-- Start RECORDS FOR THIS EXERCISE --

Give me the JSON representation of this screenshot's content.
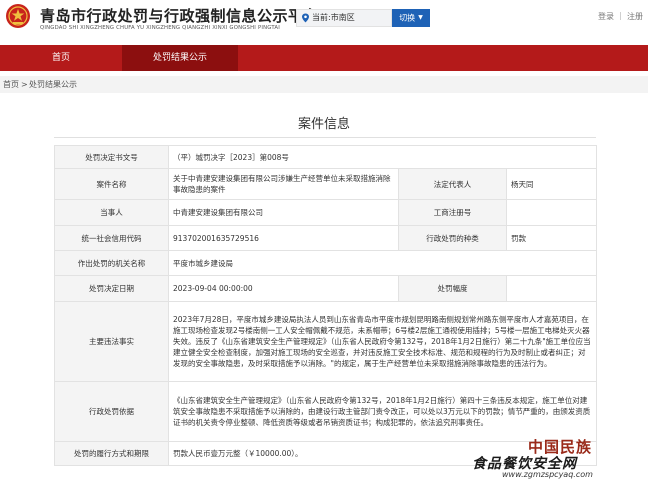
{
  "header": {
    "title": "青岛市行政处罚与行政强制信息公示平台",
    "subtitle": "QINGDAO SHI XINGZHENG CHUFA YU XINGZHENG QIANGZHI XINXI GONGSHI PINGTAI",
    "location": "当前:市南区",
    "switch_label": "切换",
    "login": "登录",
    "separator": "|",
    "register": "注册"
  },
  "nav": {
    "home": "首页",
    "penalty_results": "处罚结果公示"
  },
  "breadcrumb": {
    "home": "首页",
    "sep": ">",
    "current": "处罚结果公示"
  },
  "case": {
    "title": "案件信息",
    "rows": [
      {
        "label": "处罚决定书文号",
        "value": "（平）城罚决字［2023］第008号"
      },
      {
        "label": "案件名称",
        "value": "关于中青建安建设集团有限公司涉嫌生产经营单位未采取措施消除事故隐患的案件",
        "label2": "法定代表人",
        "value2": "杨天同"
      },
      {
        "label": "当事人",
        "value": "中青建安建设集团有限公司",
        "label2": "工商注册号",
        "value2": ""
      },
      {
        "label": "统一社会信用代码",
        "value": "913702001635729516",
        "label2": "行政处罚的种类",
        "value2": "罚款"
      },
      {
        "label": "作出处罚的机关名称",
        "value": "平度市城乡建设局"
      },
      {
        "label": "处罚决定日期",
        "value": "2023-09-04 00:00:00",
        "label2": "处罚幅度",
        "value2": ""
      },
      {
        "label": "主要违法事实",
        "value": "2023年7月28日，平度市城乡建设局执法人员到山东省青岛市平度市规划昆明路南侧规划常州路东侧平度市人才嘉苑项目，在施工现场检查发现2号楼南侧一工人安全帽佩戴不规范，未系帽带；6号楼2层施工通视使用插排；5号楼一层施工电梯处灭火器失效。违反了《山东省建筑安全生产管理规定》（山东省人民政府令第132号，2018年1月2日施行）第二十九条\"施工单位应当建立健全安全检查制度，加强对施工现场的安全巡查，并对违反施工安全技术标准、规范和规程的行为及时制止或者纠正；对发现的安全事故隐患，及时采取措施予以消除。\"的规定，属于生产经营单位未采取措施消除事故隐患的违法行为。"
      },
      {
        "label": "行政处罚依据",
        "value": "《山东省建筑安全生产管理规定》（山东省人民政府令第132号，2018年1月2日施行）第四十三条违反本规定，施工单位对建筑安全事故隐患不采取措施予以消除的，由建设行政主管部门责令改正，可以处以3万元以下的罚款；情节严重的，由颁发资质证书的机关责令停业整顿、降低资质等级或者吊销资质证书；构成犯罪的，依法追究刑事责任。"
      },
      {
        "label": "处罚的履行方式和期限",
        "value": "罚款人民币壹万元整（￥10000.00）。"
      }
    ]
  },
  "watermark": {
    "line1": "中国民族",
    "line2": "食品餐饮安全网",
    "line3": "www.zgmzspcyaq.com"
  },
  "colors": {
    "nav_red": "#b41a1a",
    "nav_active": "#8c0f0f",
    "switch_blue": "#1e62b6"
  }
}
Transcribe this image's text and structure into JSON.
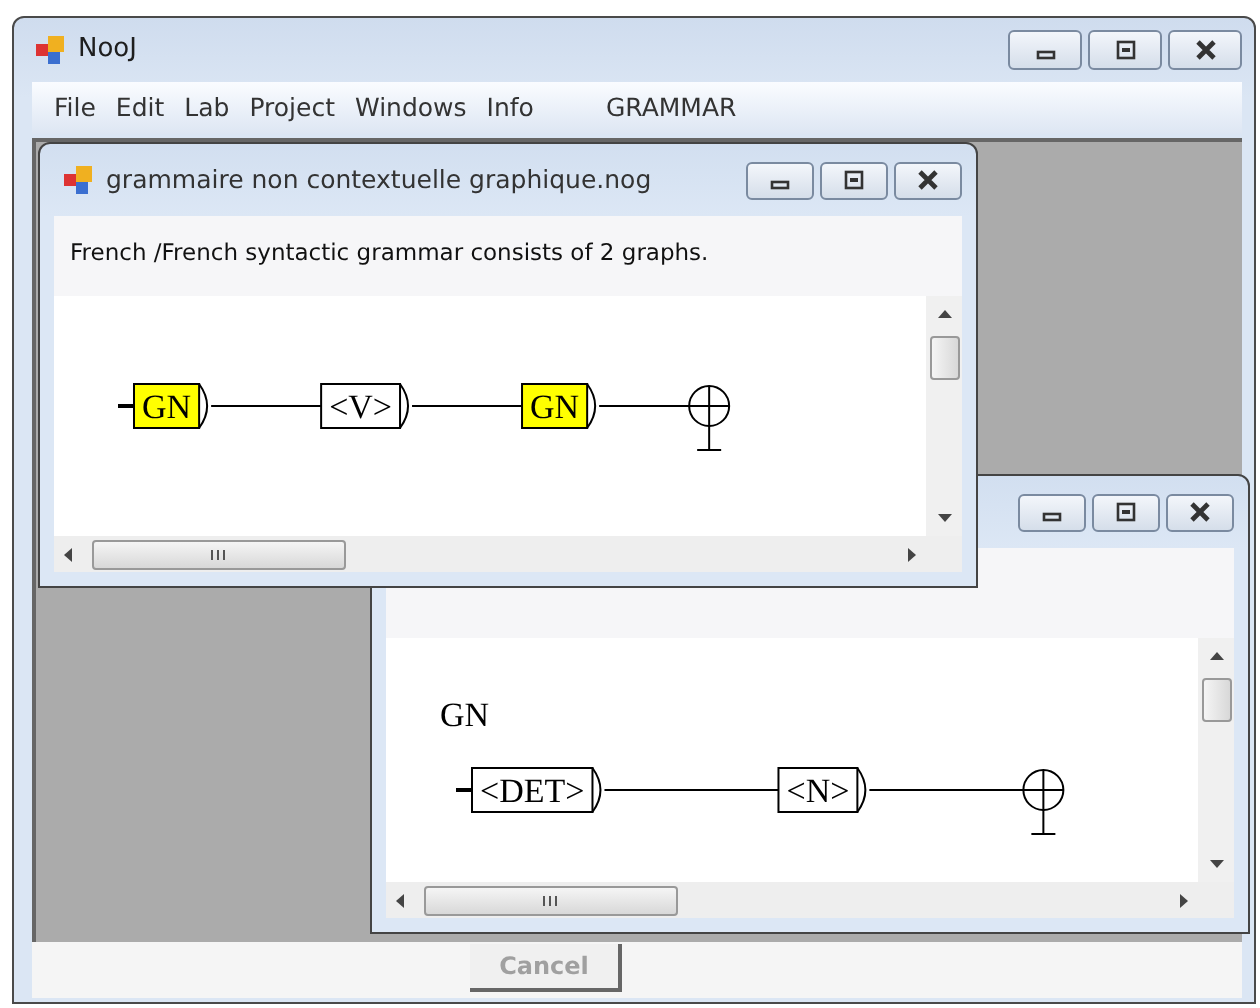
{
  "window": {
    "title": "NooJ"
  },
  "menu": [
    "File",
    "Edit",
    "Lab",
    "Project",
    "Windows",
    "Info"
  ],
  "context_menu": "GRAMMAR",
  "documents": [
    {
      "title": "grammaire non contextuelle graphique.nog",
      "description": "French /French  syntactic grammar consists of 2 graphs.",
      "graph": {
        "nodes": [
          {
            "label": "GN",
            "highlighted": true
          },
          {
            "label": "<V>",
            "highlighted": false
          },
          {
            "label": "GN",
            "highlighted": true
          }
        ]
      }
    },
    {
      "graph": {
        "name": "GN",
        "nodes": [
          {
            "label": "<DET>",
            "highlighted": false
          },
          {
            "label": "<N>",
            "highlighted": false
          }
        ]
      }
    }
  ],
  "cancel_button": {
    "label": "Cancel",
    "disabled": true
  }
}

-- End RECORDS FOR THIS EXERCISE --

▶ _WHAT IS NEEDED_
Copy the records exactly. Skip the pictures.

▶ _ANSWER TO THE TASK_
Give me the JSON representation of this screenshot's content.
{
  "header": {
    "title": "青岛市行政处罚与行政强制信息公示平台",
    "subtitle": "QINGDAO SHI XINGZHENG CHUFA YU XINGZHENG QIANGZHI XINXI GONGSHI PINGTAI",
    "location": "当前:市南区",
    "switch_label": "切换",
    "login": "登录",
    "separator": "|",
    "register": "注册"
  },
  "nav": {
    "home": "首页",
    "penalty_results": "处罚结果公示"
  },
  "breadcrumb": {
    "home": "首页",
    "sep": ">",
    "current": "处罚结果公示"
  },
  "case": {
    "title": "案件信息",
    "rows": [
      {
        "label": "处罚决定书文号",
        "value": "（平）城罚决字［2023］第008号"
      },
      {
        "label": "案件名称",
        "value": "关于中青建安建设集团有限公司涉嫌生产经营单位未采取措施消除事故隐患的案件",
        "label2": "法定代表人",
        "value2": "杨天同"
      },
      {
        "label": "当事人",
        "value": "中青建安建设集团有限公司",
        "label2": "工商注册号",
        "value2": ""
      },
      {
        "label": "统一社会信用代码",
        "value": "913702001635729516",
        "label2": "行政处罚的种类",
        "value2": "罚款"
      },
      {
        "label": "作出处罚的机关名称",
        "value": "平度市城乡建设局"
      },
      {
        "label": "处罚决定日期",
        "value": "2023-09-04 00:00:00",
        "label2": "处罚幅度",
        "value2": ""
      },
      {
        "label": "主要违法事实",
        "value": "2023年7月28日，平度市城乡建设局执法人员到山东省青岛市平度市规划昆明路南侧规划常州路东侧平度市人才嘉苑项目，在施工现场检查发现2号楼南侧一工人安全帽佩戴不规范，未系帽带；6号楼2层施工通视使用插排；5号楼一层施工电梯处灭火器失效。违反了《山东省建筑安全生产管理规定》（山东省人民政府令第132号，2018年1月2日施行）第二十九条\"施工单位应当建立健全安全检查制度，加强对施工现场的安全巡查，并对违反施工安全技术标准、规范和规程的行为及时制止或者纠正；对发现的安全事故隐患，及时采取措施予以消除。\"的规定，属于生产经营单位未采取措施消除事故隐患的违法行为。"
      },
      {
        "label": "行政处罚依据",
        "value": "《山东省建筑安全生产管理规定》（山东省人民政府令第132号，2018年1月2日施行）第四十三条违反本规定，施工单位对建筑安全事故隐患不采取措施予以消除的，由建设行政主管部门责令改正，可以处以3万元以下的罚款；情节严重的，由颁发资质证书的机关责令停业整顿、降低资质等级或者吊销资质证书；构成犯罪的，依法追究刑事责任。"
      },
      {
        "label": "处罚的履行方式和期限",
        "value": "罚款人民币壹万元整（￥10000.00）。"
      }
    ]
  },
  "watermark": {
    "line1": "中国民族",
    "line2": "食品餐饮安全网",
    "line3": "www.zgmzspcyaq.com"
  },
  "colors": {
    "nav_red": "#b41a1a",
    "nav_active": "#8c0f0f",
    "switch_blue": "#1e62b6"
  }
}
Transcribe this image's text and structure into JSON.
{
  "window": {
    "title": "NooJ"
  },
  "menu": [
    "File",
    "Edit",
    "Lab",
    "Project",
    "Windows",
    "Info"
  ],
  "context_menu": "GRAMMAR",
  "documents": [
    {
      "title": "grammaire non contextuelle graphique.nog",
      "description": "French /French  syntactic grammar consists of 2 graphs.",
      "graph": {
        "nodes": [
          {
            "label": "GN",
            "highlighted": true
          },
          {
            "label": "<V>",
            "highlighted": false
          },
          {
            "label": "GN",
            "highlighted": true
          }
        ]
      }
    },
    {
      "graph": {
        "name": "GN",
        "nodes": [
          {
            "label": "<DET>",
            "highlighted": false
          },
          {
            "label": "<N>",
            "highlighted": false
          }
        ]
      }
    }
  ],
  "cancel_button": {
    "label": "Cancel",
    "disabled": true
  }
}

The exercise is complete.